• [Task goal]:
Copy each line below in which the string "fluide" occurs.

• [Given information]:

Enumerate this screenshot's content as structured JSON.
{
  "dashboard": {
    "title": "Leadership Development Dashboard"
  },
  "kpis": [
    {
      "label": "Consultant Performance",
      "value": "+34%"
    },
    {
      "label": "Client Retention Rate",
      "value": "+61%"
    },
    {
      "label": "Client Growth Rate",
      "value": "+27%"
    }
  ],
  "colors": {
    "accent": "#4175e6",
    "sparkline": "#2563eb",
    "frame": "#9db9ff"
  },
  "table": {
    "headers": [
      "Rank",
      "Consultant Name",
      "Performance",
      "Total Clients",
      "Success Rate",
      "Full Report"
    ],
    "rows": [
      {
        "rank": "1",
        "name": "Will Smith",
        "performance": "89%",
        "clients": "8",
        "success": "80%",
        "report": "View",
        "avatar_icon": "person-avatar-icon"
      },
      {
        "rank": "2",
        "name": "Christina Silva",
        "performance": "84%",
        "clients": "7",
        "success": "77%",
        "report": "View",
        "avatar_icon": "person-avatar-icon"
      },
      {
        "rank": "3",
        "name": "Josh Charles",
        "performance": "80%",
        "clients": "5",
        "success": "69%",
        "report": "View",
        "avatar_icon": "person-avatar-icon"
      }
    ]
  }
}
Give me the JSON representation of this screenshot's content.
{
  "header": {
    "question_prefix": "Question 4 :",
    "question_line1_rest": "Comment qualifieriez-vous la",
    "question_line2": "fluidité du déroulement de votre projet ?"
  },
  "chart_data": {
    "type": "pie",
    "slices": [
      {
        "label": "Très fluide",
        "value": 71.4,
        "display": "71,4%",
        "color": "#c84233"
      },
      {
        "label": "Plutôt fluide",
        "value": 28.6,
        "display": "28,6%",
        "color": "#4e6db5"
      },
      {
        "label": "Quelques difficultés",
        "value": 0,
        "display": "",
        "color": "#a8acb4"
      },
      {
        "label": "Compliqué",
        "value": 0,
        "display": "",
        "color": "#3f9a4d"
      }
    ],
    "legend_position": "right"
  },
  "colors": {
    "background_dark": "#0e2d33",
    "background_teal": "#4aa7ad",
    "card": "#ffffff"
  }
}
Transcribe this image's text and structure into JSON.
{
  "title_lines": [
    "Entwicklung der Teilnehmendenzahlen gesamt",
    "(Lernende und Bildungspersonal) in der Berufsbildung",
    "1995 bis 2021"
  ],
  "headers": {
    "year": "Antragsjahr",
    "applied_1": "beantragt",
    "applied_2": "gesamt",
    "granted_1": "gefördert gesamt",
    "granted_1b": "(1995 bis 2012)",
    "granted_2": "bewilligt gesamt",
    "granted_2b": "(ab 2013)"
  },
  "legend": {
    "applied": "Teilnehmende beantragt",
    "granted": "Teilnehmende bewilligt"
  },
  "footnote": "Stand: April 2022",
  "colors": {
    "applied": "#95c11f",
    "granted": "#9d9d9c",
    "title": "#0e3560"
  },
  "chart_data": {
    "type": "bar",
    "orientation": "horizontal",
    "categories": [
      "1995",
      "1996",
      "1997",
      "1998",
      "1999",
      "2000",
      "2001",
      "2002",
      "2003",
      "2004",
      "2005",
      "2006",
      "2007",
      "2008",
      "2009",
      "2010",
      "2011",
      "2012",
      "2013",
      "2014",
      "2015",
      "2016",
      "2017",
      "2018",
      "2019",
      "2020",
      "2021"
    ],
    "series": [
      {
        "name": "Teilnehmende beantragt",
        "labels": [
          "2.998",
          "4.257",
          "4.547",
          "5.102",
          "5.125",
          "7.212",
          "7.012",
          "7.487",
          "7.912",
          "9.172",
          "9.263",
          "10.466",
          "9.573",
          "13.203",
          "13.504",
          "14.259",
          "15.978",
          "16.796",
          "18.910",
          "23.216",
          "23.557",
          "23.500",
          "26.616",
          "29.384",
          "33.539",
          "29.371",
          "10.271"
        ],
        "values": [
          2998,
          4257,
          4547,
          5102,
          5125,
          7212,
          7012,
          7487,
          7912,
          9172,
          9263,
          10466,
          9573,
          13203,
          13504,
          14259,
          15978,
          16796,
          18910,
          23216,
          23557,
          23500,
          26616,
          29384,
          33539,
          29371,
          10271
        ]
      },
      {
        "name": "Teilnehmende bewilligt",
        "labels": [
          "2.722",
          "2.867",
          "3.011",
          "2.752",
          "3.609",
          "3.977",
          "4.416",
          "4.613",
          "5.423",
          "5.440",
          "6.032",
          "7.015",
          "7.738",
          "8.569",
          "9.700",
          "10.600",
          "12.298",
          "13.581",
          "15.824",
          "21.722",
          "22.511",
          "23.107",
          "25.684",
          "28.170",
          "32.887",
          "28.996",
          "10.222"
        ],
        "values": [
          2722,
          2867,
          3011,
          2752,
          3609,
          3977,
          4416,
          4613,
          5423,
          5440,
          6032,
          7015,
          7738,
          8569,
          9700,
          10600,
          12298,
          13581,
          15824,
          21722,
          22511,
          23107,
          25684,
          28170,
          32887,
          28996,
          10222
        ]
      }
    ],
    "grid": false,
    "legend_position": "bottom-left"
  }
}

• [Solution to this exercise]:
        "label": "Très fluide",
        "label": "Plutôt fluide",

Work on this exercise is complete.